[Collected data]
+===+

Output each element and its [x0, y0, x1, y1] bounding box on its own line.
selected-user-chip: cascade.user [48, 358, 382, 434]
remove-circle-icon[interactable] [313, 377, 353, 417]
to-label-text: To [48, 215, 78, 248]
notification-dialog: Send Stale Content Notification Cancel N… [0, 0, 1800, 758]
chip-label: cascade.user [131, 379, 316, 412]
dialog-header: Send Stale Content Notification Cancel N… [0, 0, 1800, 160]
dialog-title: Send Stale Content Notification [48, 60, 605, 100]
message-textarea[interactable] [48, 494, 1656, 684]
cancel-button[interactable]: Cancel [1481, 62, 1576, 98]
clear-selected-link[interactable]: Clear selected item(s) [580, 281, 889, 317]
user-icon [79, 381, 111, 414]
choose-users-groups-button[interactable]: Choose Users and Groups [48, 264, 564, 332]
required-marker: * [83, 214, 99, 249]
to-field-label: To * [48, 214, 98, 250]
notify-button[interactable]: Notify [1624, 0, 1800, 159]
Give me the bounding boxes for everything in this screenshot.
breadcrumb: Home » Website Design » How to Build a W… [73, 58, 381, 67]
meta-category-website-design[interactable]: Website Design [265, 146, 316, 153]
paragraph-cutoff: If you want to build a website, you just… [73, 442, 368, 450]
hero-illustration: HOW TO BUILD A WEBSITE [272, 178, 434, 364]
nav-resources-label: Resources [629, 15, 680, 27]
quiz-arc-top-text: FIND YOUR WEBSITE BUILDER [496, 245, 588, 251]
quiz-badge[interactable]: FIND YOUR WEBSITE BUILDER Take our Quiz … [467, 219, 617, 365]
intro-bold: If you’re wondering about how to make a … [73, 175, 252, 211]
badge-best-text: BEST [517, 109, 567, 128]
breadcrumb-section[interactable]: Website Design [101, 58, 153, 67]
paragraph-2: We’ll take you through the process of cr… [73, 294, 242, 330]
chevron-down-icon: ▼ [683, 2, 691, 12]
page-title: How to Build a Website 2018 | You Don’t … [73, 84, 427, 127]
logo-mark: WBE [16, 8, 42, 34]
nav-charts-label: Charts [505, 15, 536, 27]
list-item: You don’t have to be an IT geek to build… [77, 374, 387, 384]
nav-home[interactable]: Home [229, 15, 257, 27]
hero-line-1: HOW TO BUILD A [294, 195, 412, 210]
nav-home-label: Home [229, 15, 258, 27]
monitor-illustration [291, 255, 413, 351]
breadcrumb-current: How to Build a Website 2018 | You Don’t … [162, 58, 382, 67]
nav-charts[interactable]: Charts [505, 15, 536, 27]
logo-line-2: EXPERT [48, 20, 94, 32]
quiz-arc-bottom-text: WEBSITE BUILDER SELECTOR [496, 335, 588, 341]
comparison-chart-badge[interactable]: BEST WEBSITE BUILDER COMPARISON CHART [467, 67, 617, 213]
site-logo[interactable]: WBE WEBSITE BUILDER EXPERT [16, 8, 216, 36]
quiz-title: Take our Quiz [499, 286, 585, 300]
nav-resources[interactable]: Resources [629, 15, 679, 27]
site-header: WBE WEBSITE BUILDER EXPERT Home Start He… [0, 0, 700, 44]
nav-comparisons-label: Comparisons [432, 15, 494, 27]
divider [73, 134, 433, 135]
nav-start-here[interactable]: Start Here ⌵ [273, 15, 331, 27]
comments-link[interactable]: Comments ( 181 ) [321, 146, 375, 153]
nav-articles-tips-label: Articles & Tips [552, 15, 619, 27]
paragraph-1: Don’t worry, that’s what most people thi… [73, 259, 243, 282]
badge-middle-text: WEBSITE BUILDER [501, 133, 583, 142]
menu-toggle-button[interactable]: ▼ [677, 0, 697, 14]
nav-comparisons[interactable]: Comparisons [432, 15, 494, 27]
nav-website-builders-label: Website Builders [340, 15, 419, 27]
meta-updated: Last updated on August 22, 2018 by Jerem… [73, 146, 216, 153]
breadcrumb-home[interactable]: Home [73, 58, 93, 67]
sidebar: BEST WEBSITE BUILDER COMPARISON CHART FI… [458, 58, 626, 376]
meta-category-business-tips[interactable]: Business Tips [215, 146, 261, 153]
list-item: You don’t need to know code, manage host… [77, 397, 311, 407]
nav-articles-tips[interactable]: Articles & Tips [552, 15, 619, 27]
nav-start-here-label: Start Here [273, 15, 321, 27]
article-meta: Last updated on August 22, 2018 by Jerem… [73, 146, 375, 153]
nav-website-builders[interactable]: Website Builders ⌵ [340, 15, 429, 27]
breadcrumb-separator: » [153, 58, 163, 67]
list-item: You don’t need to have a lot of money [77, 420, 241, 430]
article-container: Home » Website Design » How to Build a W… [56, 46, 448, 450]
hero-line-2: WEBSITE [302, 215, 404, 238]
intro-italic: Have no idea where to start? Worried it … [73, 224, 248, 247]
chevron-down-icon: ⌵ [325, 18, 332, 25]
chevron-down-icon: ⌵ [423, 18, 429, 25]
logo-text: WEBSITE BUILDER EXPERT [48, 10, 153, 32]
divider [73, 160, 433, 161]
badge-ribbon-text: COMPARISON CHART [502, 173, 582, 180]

+===+

Copy every line of the records above without changing anything.

Output each element and its [x0, y0, x1, y1] bounding box on its own line.
selected-user-chip: cascade.user [48, 358, 382, 434]
remove-circle-icon[interactable] [313, 377, 353, 417]
to-label-text: To [48, 215, 78, 248]
notification-dialog: Send Stale Content Notification Cancel N… [0, 0, 1800, 758]
chip-label: cascade.user [131, 379, 316, 412]
dialog-header: Send Stale Content Notification Cancel N… [0, 0, 1800, 160]
dialog-title: Send Stale Content Notification [48, 60, 605, 100]
message-textarea[interactable] [48, 494, 1656, 684]
cancel-button[interactable]: Cancel [1481, 62, 1576, 98]
clear-selected-link[interactable]: Clear selected item(s) [580, 281, 889, 317]
user-icon [79, 381, 111, 414]
choose-users-groups-button[interactable]: Choose Users and Groups [48, 264, 564, 332]
required-marker: * [83, 214, 99, 249]
to-field-label: To * [48, 214, 98, 250]
notify-button[interactable]: Notify [1624, 0, 1800, 159]
Give me the bounding boxes for everything in this screenshot.
breadcrumb: Home » Website Design » How to Build a W… [73, 58, 381, 67]
meta-category-website-design[interactable]: Website Design [265, 146, 316, 153]
paragraph-cutoff: If you want to build a website, you just… [73, 442, 368, 450]
hero-illustration: HOW TO BUILD A WEBSITE [272, 178, 434, 364]
nav-resources-label: Resources [629, 15, 680, 27]
quiz-arc-top-text: FIND YOUR WEBSITE BUILDER [496, 245, 588, 251]
quiz-badge[interactable]: FIND YOUR WEBSITE BUILDER Take our Quiz … [467, 219, 617, 365]
intro-bold: If you’re wondering about how to make a … [73, 175, 252, 211]
badge-best-text: BEST [517, 109, 567, 128]
breadcrumb-section[interactable]: Website Design [101, 58, 153, 67]
paragraph-2: We’ll take you through the process of cr… [73, 294, 242, 330]
chevron-down-icon: ▼ [683, 2, 691, 12]
page-title: How to Build a Website 2018 | You Don’t … [73, 84, 427, 127]
logo-mark: WBE [16, 8, 42, 34]
nav-charts-label: Charts [505, 15, 536, 27]
list-item: You don’t have to be an IT geek to build… [77, 374, 387, 384]
nav-home[interactable]: Home [229, 15, 257, 27]
hero-line-1: HOW TO BUILD A [294, 195, 412, 210]
nav-home-label: Home [229, 15, 258, 27]
monitor-illustration [291, 255, 413, 351]
breadcrumb-current: How to Build a Website 2018 | You Don’t … [162, 58, 382, 67]
nav-charts[interactable]: Charts [505, 15, 536, 27]
logo-line-2: EXPERT [48, 20, 94, 32]
quiz-arc-bottom-text: WEBSITE BUILDER SELECTOR [496, 335, 588, 341]
comparison-chart-badge[interactable]: BEST WEBSITE BUILDER COMPARISON CHART [467, 67, 617, 213]
site-logo[interactable]: WBE WEBSITE BUILDER EXPERT [16, 8, 216, 36]
quiz-title: Take our Quiz [499, 286, 585, 300]
nav-resources[interactable]: Resources [629, 15, 679, 27]
site-header: WBE WEBSITE BUILDER EXPERT Home Start He… [0, 0, 700, 44]
nav-comparisons-label: Comparisons [432, 15, 494, 27]
divider [73, 134, 433, 135]
nav-start-here[interactable]: Start Here ⌵ [273, 15, 331, 27]
comments-link[interactable]: Comments ( 181 ) [321, 146, 375, 153]
nav-articles-tips-label: Articles & Tips [552, 15, 619, 27]
paragraph-1: Don’t worry, that’s what most people thi… [73, 259, 243, 282]
badge-middle-text: WEBSITE BUILDER [501, 133, 583, 142]
menu-toggle-button[interactable]: ▼ [677, 0, 697, 14]
nav-comparisons[interactable]: Comparisons [432, 15, 494, 27]
nav-website-builders-label: Website Builders [340, 15, 419, 27]
meta-updated: Last updated on August 22, 2018 by Jerem… [73, 146, 216, 153]
breadcrumb-home[interactable]: Home [73, 58, 93, 67]
sidebar: BEST WEBSITE BUILDER COMPARISON CHART FI… [458, 58, 626, 376]
meta-category-business-tips[interactable]: Business Tips [215, 146, 261, 153]
list-item: You don’t need to know code, manage host… [77, 397, 311, 407]
nav-articles-tips[interactable]: Articles & Tips [552, 15, 619, 27]
nav-start-here-label: Start Here [273, 15, 321, 27]
article-meta: Last updated on August 22, 2018 by Jerem… [73, 146, 375, 153]
nav-website-builders[interactable]: Website Builders ⌵ [340, 15, 429, 27]
breadcrumb-separator: » [153, 58, 163, 67]
list-item: You don’t need to have a lot of money [77, 420, 241, 430]
article-container: Home » Website Design » How to Build a W… [56, 46, 448, 450]
hero-line-2: WEBSITE [302, 215, 404, 238]
intro-italic: Have no idea where to start? Worried it … [73, 224, 248, 247]
chevron-down-icon: ⌵ [325, 18, 332, 25]
chevron-down-icon: ⌵ [423, 18, 429, 25]
logo-text: WEBSITE BUILDER EXPERT [48, 10, 153, 32]
divider [73, 160, 433, 161]
badge-ribbon-text: COMPARISON CHART [502, 173, 582, 180]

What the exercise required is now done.